■ GIVEN INSTRUCTION
Please give the listing again in its entirety, exactly as written.

(Recorded data)

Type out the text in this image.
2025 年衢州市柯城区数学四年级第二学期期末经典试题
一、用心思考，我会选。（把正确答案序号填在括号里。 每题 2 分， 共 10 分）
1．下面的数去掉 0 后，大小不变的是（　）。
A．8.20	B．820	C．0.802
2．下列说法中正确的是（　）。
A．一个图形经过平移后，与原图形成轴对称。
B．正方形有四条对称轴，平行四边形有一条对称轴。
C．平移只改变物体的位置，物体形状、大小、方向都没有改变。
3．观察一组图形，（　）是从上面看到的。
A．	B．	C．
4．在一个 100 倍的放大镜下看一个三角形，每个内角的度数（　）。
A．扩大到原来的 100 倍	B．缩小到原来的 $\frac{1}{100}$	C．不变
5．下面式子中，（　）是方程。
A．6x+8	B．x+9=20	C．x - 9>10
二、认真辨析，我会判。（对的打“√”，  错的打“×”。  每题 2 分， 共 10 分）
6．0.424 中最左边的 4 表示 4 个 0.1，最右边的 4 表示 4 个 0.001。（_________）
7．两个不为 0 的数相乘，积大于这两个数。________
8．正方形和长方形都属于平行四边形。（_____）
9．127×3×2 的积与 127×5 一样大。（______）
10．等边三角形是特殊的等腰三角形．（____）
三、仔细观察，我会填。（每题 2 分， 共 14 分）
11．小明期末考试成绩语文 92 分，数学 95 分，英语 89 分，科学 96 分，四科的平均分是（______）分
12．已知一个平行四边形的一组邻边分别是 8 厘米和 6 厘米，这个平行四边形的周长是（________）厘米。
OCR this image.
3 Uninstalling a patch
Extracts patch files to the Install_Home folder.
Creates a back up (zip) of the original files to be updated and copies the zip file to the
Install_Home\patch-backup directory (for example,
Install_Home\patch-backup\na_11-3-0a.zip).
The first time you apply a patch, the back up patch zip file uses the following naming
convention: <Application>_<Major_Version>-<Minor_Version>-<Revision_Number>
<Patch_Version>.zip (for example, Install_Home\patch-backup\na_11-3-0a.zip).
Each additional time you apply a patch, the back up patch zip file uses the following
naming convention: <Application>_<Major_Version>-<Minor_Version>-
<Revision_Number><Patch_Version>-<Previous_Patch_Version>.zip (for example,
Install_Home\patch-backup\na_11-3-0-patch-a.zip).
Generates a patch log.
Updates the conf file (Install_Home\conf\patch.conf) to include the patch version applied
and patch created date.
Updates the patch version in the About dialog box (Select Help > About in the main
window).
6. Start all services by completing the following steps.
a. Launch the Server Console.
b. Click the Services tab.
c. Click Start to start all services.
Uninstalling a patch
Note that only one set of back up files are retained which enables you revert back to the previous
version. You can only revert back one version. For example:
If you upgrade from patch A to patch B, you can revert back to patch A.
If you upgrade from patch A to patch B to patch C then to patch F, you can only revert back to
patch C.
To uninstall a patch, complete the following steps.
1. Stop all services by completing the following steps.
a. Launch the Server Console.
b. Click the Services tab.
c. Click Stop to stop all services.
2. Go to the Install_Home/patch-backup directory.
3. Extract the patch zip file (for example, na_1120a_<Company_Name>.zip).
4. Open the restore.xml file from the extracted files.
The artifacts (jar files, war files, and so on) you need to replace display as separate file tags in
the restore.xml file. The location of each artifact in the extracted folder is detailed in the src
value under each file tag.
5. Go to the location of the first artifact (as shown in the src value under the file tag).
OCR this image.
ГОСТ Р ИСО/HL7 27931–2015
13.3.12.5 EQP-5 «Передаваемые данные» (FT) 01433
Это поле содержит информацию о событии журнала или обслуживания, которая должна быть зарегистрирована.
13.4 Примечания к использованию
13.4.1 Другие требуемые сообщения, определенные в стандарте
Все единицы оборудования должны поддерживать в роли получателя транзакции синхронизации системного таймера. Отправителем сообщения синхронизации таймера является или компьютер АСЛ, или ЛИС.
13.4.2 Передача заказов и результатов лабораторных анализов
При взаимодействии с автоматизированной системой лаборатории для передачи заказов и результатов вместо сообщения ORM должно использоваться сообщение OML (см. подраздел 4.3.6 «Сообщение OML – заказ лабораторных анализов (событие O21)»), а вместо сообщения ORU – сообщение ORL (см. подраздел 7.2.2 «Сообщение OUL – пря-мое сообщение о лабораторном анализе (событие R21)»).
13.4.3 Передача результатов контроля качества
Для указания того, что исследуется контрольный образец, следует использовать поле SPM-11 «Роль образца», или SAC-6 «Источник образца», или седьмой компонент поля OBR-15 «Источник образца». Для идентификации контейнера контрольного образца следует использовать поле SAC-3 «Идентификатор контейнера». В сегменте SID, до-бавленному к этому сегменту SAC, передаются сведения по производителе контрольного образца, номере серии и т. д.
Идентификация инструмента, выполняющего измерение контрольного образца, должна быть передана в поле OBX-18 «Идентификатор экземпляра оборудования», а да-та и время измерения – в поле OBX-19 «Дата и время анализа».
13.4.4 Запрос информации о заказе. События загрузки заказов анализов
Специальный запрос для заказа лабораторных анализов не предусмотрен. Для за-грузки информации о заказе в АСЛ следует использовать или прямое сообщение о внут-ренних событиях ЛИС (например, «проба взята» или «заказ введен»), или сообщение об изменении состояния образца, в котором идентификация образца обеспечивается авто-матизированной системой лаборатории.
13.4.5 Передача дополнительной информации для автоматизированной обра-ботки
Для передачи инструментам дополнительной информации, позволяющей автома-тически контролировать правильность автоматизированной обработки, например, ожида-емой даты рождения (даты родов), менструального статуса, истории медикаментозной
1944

■ SOLUTION TO THIS TASK
Type out the text in this image.
2025 年衢州市柯城区数学四年级第二学期期末经典试题
一、用心思考，我会选。（把正确答案序号填在括号里。 每题 2 分， 共 10 分）
1．下面的数去掉 0 后，大小不变的是（　）。
A．8.20	B．820	C．0.802
2．下列说法中正确的是（　）。
A．一个图形经过平移后，与原图形成轴对称。
B．正方形有四条对称轴，平行四边形有一条对称轴。
C．平移只改变物体的位置，物体形状、大小、方向都没有改变。
3．观察一组图形，（　）是从上面看到的。
A．	B．	C．
4．在一个 100 倍的放大镜下看一个三角形，每个内角的度数（　）。
A．扩大到原来的 100 倍	B．缩小到原来的 $\frac{1}{100}$	C．不变
5．下面式子中，（　）是方程。
A．6x+8	B．x+9=20	C．x - 9>10
二、认真辨析，我会判。（对的打“√”，  错的打“×”。  每题 2 分， 共 10 分）
6．0.424 中最左边的 4 表示 4 个 0.1，最右边的 4 表示 4 个 0.001。（_________）
7．两个不为 0 的数相乘，积大于这两个数。________
8．正方形和长方形都属于平行四边形。（_____）
9．127×3×2 的积与 127×5 一样大。（______）
10．等边三角形是特殊的等腰三角形．（____）
三、仔细观察，我会填。（每题 2 分， 共 14 分）
11．小明期末考试成绩语文 92 分，数学 95 分，英语 89 分，科学 96 分，四科的平均分是（______）分
12．已知一个平行四边形的一组邻边分别是 8 厘米和 6 厘米，这个平行四边形的周长是（________）厘米。
OCR this image.
3 Uninstalling a patch
Extracts patch files to the Install_Home folder.
Creates a back up (zip) of the original files to be updated and copies the zip file to the
Install_Home\patch-backup directory (for example,
Install_Home\patch-backup\na_11-3-0a.zip).
The first time you apply a patch, the back up patch zip file uses the following naming
convention: <Application>_<Major_Version>-<Minor_Version>-<Revision_Number>
<Patch_Version>.zip (for example, Install_Home\patch-backup\na_11-3-0a.zip).
Each additional time you apply a patch, the back up patch zip file uses the following
naming convention: <Application>_<Major_Version>-<Minor_Version>-
<Revision_Number><Patch_Version>-<Previous_Patch_Version>.zip (for example,
Install_Home\patch-backup\na_11-3-0-patch-a.zip).
Generates a patch log.
Updates the conf file (Install_Home\conf\patch.conf) to include the patch version applied
and patch created date.
Updates the patch version in the About dialog box (Select Help > About in the main
window).
6. Start all services by completing the following steps.
a. Launch the Server Console.
b. Click the Services tab.
c. Click Start to start all services.
Uninstalling a patch
Note that only one set of back up files are retained which enables you revert back to the previous
version. You can only revert back one version. For example:
If you upgrade from patch A to patch B, you can revert back to patch A.
If you upgrade from patch A to patch B to patch C then to patch F, you can only revert back to
patch C.
To uninstall a patch, complete the following steps.
1. Stop all services by completing the following steps.
a. Launch the Server Console.
b. Click the Services tab.
c. Click Stop to stop all services.
2. Go to the Install_Home/patch-backup directory.
3. Extract the patch zip file (for example, na_1120a_<Company_Name>.zip).
4. Open the restore.xml file from the extracted files.
The artifacts (jar files, war files, and so on) you need to replace display as separate file tags in
the restore.xml file. The location of each artifact in the extracted folder is detailed in the src
value under each file tag.
5. Go to the location of the first artifact (as shown in the src value under the file tag).
OCR this image.
ГОСТ Р ИСО/HL7 27931–2015
13.3.12.5 EQP-5 «Передаваемые данные» (FT) 01433
Это поле содержит информацию о событии журнала или обслуживания, которая должна быть зарегистрирована.
13.4 Примечания к использованию
13.4.1 Другие требуемые сообщения, определенные в стандарте
Все единицы оборудования должны поддерживать в роли получателя транзакции синхронизации системного таймера. Отправителем сообщения синхронизации таймера является или компьютер АСЛ, или ЛИС.
13.4.2 Передача заказов и результатов лабораторных анализов
При взаимодействии с автоматизированной системой лаборатории для передачи заказов и результатов вместо сообщения ORM должно использоваться сообщение OML (см. подраздел 4.3.6 «Сообщение OML – заказ лабораторных анализов (событие O21)»), а вместо сообщения ORU – сообщение ORL (см. подраздел 7.2.2 «Сообщение OUL – пря-мое сообщение о лабораторном анализе (событие R21)»).
13.4.3 Передача результатов контроля качества
Для указания того, что исследуется контрольный образец, следует использовать поле SPM-11 «Роль образца», или SAC-6 «Источник образца», или седьмой компонент поля OBR-15 «Источник образца». Для идентификации контейнера контрольного образца следует использовать поле SAC-3 «Идентификатор контейнера». В сегменте SID, до-бавленному к этому сегменту SAC, передаются сведения по производителе контрольного образца, номере серии и т. д.
Идентификация инструмента, выполняющего измерение контрольного образца, должна быть передана в поле OBX-18 «Идентификатор экземпляра оборудования», а да-та и время измерения – в поле OBX-19 «Дата и время анализа».
13.4.4 Запрос информации о заказе. События загрузки заказов анализов
Специальный запрос для заказа лабораторных анализов не предусмотрен. Для за-грузки информации о заказе в АСЛ следует использовать или прямое сообщение о внут-ренних событиях ЛИС (например, «проба взята» или «заказ введен»), или сообщение об изменении состояния образца, в котором идентификация образца обеспечивается авто-матизированной системой лаборатории.
13.4.5 Передача дополнительной информации для автоматизированной обра-ботки
Для передачи инструментам дополнительной информации, позволяющей автома-тически контролировать правильность автоматизированной обработки, например, ожида-емой даты рождения (даты родов), менструального статуса, истории медикаментозной
1944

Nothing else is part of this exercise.